* **EXERCISE**
Copy the records that follow exactly as written, but not their pictures.

+++ SUPPLIED MATERIAL +++

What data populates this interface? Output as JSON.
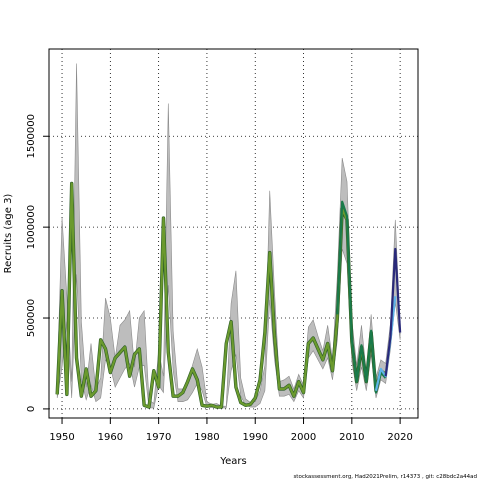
{
  "chart_data": {
    "type": "line",
    "title": "",
    "xlabel": "Years",
    "ylabel": "Recruits (age 3)",
    "xlim": [
      1947.3,
      2023.7
    ],
    "ylim": [
      -50000,
      1980000
    ],
    "xticks": [
      1950,
      1960,
      1970,
      1980,
      1990,
      2000,
      2010,
      2020
    ],
    "yticks": [
      0,
      500000,
      1000000,
      1500000
    ],
    "xtick_labels": [
      "1950",
      "1960",
      "1970",
      "1980",
      "1990",
      "2000",
      "2010",
      "2020"
    ],
    "ytick_labels": [
      "0",
      "500000",
      "1000000",
      "1500000"
    ],
    "grid": true,
    "footer": "stockassessment.org,  Had2021Prelim,  r14373 ,  git:  c28bdc2a44ad",
    "colors": {
      "band": "#bdbdbd",
      "band_edge": "#8a8a8a",
      "main": "#6b9a2e",
      "main_dark": "#2c5d27",
      "teal": "#1a7a4a",
      "lightblue": "#5fb4e8",
      "navy": "#2a2a7a"
    },
    "confidence_band": {
      "x": [
        1949,
        1950,
        1951,
        1952,
        1953,
        1954,
        1955,
        1956,
        1957,
        1958,
        1959,
        1960,
        1961,
        1962,
        1963,
        1964,
        1965,
        1966,
        1967,
        1968,
        1969,
        1970,
        1971,
        1972,
        1973,
        1974,
        1975,
        1976,
        1977,
        1978,
        1979,
        1980,
        1981,
        1982,
        1983,
        1984,
        1985,
        1986,
        1987,
        1988,
        1989,
        1990,
        1991,
        1992,
        1993,
        1994,
        1995,
        1996,
        1997,
        1998,
        1999,
        2000,
        2001,
        2002,
        2003,
        2004,
        2005,
        2006,
        2007,
        2008,
        2009,
        2010,
        2011,
        2012,
        2013,
        2014,
        2015,
        2016,
        2017,
        2018,
        2019,
        2020
      ],
      "lower": [
        60000,
        230000,
        480000,
        60000,
        740000,
        160000,
        50000,
        130000,
        40000,
        60000,
        270000,
        230000,
        120000,
        170000,
        220000,
        250000,
        120000,
        230000,
        240000,
        5000,
        5000,
        130000,
        90000,
        680000,
        210000,
        40000,
        40000,
        50000,
        90000,
        140000,
        100000,
        10000,
        8000,
        10000,
        5000,
        5000,
        210000,
        300000,
        70000,
        20000,
        10000,
        10000,
        30000,
        100000,
        600000,
        270000,
        70000,
        70000,
        80000,
        40000,
        100000,
        60000,
        280000,
        320000,
        270000,
        220000,
        280000,
        160000,
        380000,
        880000,
        800000,
        260000,
        100000,
        230000,
        100000,
        300000,
        60000,
        160000,
        140000,
        330000,
        590000,
        380000
      ],
      "upper": [
        150000,
        1050000,
        620000,
        150000,
        1900000,
        480000,
        120000,
        360000,
        110000,
        170000,
        610000,
        500000,
        280000,
        460000,
        490000,
        540000,
        230000,
        500000,
        540000,
        50000,
        30000,
        320000,
        180000,
        1680000,
        430000,
        110000,
        110000,
        150000,
        240000,
        330000,
        230000,
        40000,
        25000,
        30000,
        15000,
        15000,
        580000,
        760000,
        170000,
        55000,
        35000,
        40000,
        100000,
        240000,
        1200000,
        640000,
        150000,
        160000,
        180000,
        110000,
        190000,
        130000,
        450000,
        490000,
        400000,
        320000,
        460000,
        270000,
        730000,
        1380000,
        1250000,
        490000,
        240000,
        460000,
        200000,
        520000,
        170000,
        270000,
        250000,
        470000,
        1040000,
        460000
      ]
    },
    "series": [
      {
        "color_key": "main",
        "x": [
          1949,
          1950,
          1951,
          1952,
          1953,
          1954,
          1955,
          1956,
          1957,
          1958,
          1959,
          1960,
          1961,
          1962,
          1963,
          1964,
          1965,
          1966,
          1967,
          1968,
          1969,
          1970,
          1971,
          1972,
          1973,
          1974,
          1975,
          1976,
          1977,
          1978,
          1979,
          1980,
          1981,
          1982,
          1983,
          1984,
          1985,
          1986,
          1987,
          1988,
          1989,
          1990,
          1991,
          1992,
          1993,
          1994,
          1995,
          1996,
          1997,
          1998,
          1999,
          2000,
          2001,
          2002,
          2003,
          2004,
          2005,
          2006,
          2007,
          2008,
          2009,
          2010,
          2011,
          2012,
          2013,
          2014,
          2015,
          2016,
          2017
        ],
        "values": [
          80000,
          650000,
          80000,
          1240000,
          280000,
          70000,
          220000,
          70000,
          100000,
          380000,
          330000,
          200000,
          280000,
          310000,
          340000,
          180000,
          300000,
          330000,
          20000,
          10000,
          210000,
          120000,
          1050000,
          310000,
          70000,
          70000,
          90000,
          150000,
          220000,
          160000,
          20000,
          15000,
          20000,
          10000,
          10000,
          360000,
          480000,
          120000,
          35000,
          20000,
          25000,
          60000,
          160000,
          420000,
          860000,
          400000,
          110000,
          110000,
          130000,
          70000,
          150000,
          90000,
          360000,
          390000,
          330000,
          270000,
          360000,
          210000,
          500000,
          1100000,
          1040000,
          370000,
          150000,
          340000,
          150000,
          420000,
          100000,
          210000,
          190000
        ]
      },
      {
        "color_key": "teal",
        "x": [
          2007,
          2008,
          2009,
          2010,
          2011,
          2012,
          2013,
          2014,
          2015,
          2016,
          2017
        ],
        "values": [
          520000,
          1140000,
          1060000,
          380000,
          150000,
          350000,
          150000,
          430000,
          90000,
          200000,
          170000
        ]
      },
      {
        "color_key": "lightblue",
        "x": [
          2015,
          2016,
          2017,
          2018,
          2019
        ],
        "values": [
          100000,
          220000,
          180000,
          380000,
          620000
        ]
      },
      {
        "color_key": "navy",
        "x": [
          2017,
          2018,
          2019,
          2020
        ],
        "values": [
          180000,
          400000,
          880000,
          420000
        ]
      }
    ]
  }
}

+++

* **OUTPUT OF THE EXERCISE**
What data populates this interface? Output as JSON.
{
  "chart_data": {
    "type": "line",
    "title": "",
    "xlabel": "Years",
    "ylabel": "Recruits (age 3)",
    "xlim": [
      1947.3,
      2023.7
    ],
    "ylim": [
      -50000,
      1980000
    ],
    "xticks": [
      1950,
      1960,
      1970,
      1980,
      1990,
      2000,
      2010,
      2020
    ],
    "yticks": [
      0,
      500000,
      1000000,
      1500000
    ],
    "xtick_labels": [
      "1950",
      "1960",
      "1970",
      "1980",
      "1990",
      "2000",
      "2010",
      "2020"
    ],
    "ytick_labels": [
      "0",
      "500000",
      "1000000",
      "1500000"
    ],
    "grid": true,
    "footer": "stockassessment.org,  Had2021Prelim,  r14373 ,  git:  c28bdc2a44ad",
    "colors": {
      "band": "#bdbdbd",
      "band_edge": "#8a8a8a",
      "main": "#6b9a2e",
      "main_dark": "#2c5d27",
      "teal": "#1a7a4a",
      "lightblue": "#5fb4e8",
      "navy": "#2a2a7a"
    },
    "confidence_band": {
      "x": [
        1949,
        1950,
        1951,
        1952,
        1953,
        1954,
        1955,
        1956,
        1957,
        1958,
        1959,
        1960,
        1961,
        1962,
        1963,
        1964,
        1965,
        1966,
        1967,
        1968,
        1969,
        1970,
        1971,
        1972,
        1973,
        1974,
        1975,
        1976,
        1977,
        1978,
        1979,
        1980,
        1981,
        1982,
        1983,
        1984,
        1985,
        1986,
        1987,
        1988,
        1989,
        1990,
        1991,
        1992,
        1993,
        1994,
        1995,
        1996,
        1997,
        1998,
        1999,
        2000,
        2001,
        2002,
        2003,
        2004,
        2005,
        2006,
        2007,
        2008,
        2009,
        2010,
        2011,
        2012,
        2013,
        2014,
        2015,
        2016,
        2017,
        2018,
        2019,
        2020
      ],
      "lower": [
        60000,
        230000,
        480000,
        60000,
        740000,
        160000,
        50000,
        130000,
        40000,
        60000,
        270000,
        230000,
        120000,
        170000,
        220000,
        250000,
        120000,
        230000,
        240000,
        5000,
        5000,
        130000,
        90000,
        680000,
        210000,
        40000,
        40000,
        50000,
        90000,
        140000,
        100000,
        10000,
        8000,
        10000,
        5000,
        5000,
        210000,
        300000,
        70000,
        20000,
        10000,
        10000,
        30000,
        100000,
        600000,
        270000,
        70000,
        70000,
        80000,
        40000,
        100000,
        60000,
        280000,
        320000,
        270000,
        220000,
        280000,
        160000,
        380000,
        880000,
        800000,
        260000,
        100000,
        230000,
        100000,
        300000,
        60000,
        160000,
        140000,
        330000,
        590000,
        380000
      ],
      "upper": [
        150000,
        1050000,
        620000,
        150000,
        1900000,
        480000,
        120000,
        360000,
        110000,
        170000,
        610000,
        500000,
        280000,
        460000,
        490000,
        540000,
        230000,
        500000,
        540000,
        50000,
        30000,
        320000,
        180000,
        1680000,
        430000,
        110000,
        110000,
        150000,
        240000,
        330000,
        230000,
        40000,
        25000,
        30000,
        15000,
        15000,
        580000,
        760000,
        170000,
        55000,
        35000,
        40000,
        100000,
        240000,
        1200000,
        640000,
        150000,
        160000,
        180000,
        110000,
        190000,
        130000,
        450000,
        490000,
        400000,
        320000,
        460000,
        270000,
        730000,
        1380000,
        1250000,
        490000,
        240000,
        460000,
        200000,
        520000,
        170000,
        270000,
        250000,
        470000,
        1040000,
        460000
      ]
    },
    "series": [
      {
        "color_key": "main",
        "x": [
          1949,
          1950,
          1951,
          1952,
          1953,
          1954,
          1955,
          1956,
          1957,
          1958,
          1959,
          1960,
          1961,
          1962,
          1963,
          1964,
          1965,
          1966,
          1967,
          1968,
          1969,
          1970,
          1971,
          1972,
          1973,
          1974,
          1975,
          1976,
          1977,
          1978,
          1979,
          1980,
          1981,
          1982,
          1983,
          1984,
          1985,
          1986,
          1987,
          1988,
          1989,
          1990,
          1991,
          1992,
          1993,
          1994,
          1995,
          1996,
          1997,
          1998,
          1999,
          2000,
          2001,
          2002,
          2003,
          2004,
          2005,
          2006,
          2007,
          2008,
          2009,
          2010,
          2011,
          2012,
          2013,
          2014,
          2015,
          2016,
          2017
        ],
        "values": [
          80000,
          650000,
          80000,
          1240000,
          280000,
          70000,
          220000,
          70000,
          100000,
          380000,
          330000,
          200000,
          280000,
          310000,
          340000,
          180000,
          300000,
          330000,
          20000,
          10000,
          210000,
          120000,
          1050000,
          310000,
          70000,
          70000,
          90000,
          150000,
          220000,
          160000,
          20000,
          15000,
          20000,
          10000,
          10000,
          360000,
          480000,
          120000,
          35000,
          20000,
          25000,
          60000,
          160000,
          420000,
          860000,
          400000,
          110000,
          110000,
          130000,
          70000,
          150000,
          90000,
          360000,
          390000,
          330000,
          270000,
          360000,
          210000,
          500000,
          1100000,
          1040000,
          370000,
          150000,
          340000,
          150000,
          420000,
          100000,
          210000,
          190000
        ]
      },
      {
        "color_key": "teal",
        "x": [
          2007,
          2008,
          2009,
          2010,
          2011,
          2012,
          2013,
          2014,
          2015,
          2016,
          2017
        ],
        "values": [
          520000,
          1140000,
          1060000,
          380000,
          150000,
          350000,
          150000,
          430000,
          90000,
          200000,
          170000
        ]
      },
      {
        "color_key": "lightblue",
        "x": [
          2015,
          2016,
          2017,
          2018,
          2019
        ],
        "values": [
          100000,
          220000,
          180000,
          380000,
          620000
        ]
      },
      {
        "color_key": "navy",
        "x": [
          2017,
          2018,
          2019,
          2020
        ],
        "values": [
          180000,
          400000,
          880000,
          420000
        ]
      }
    ]
  }
}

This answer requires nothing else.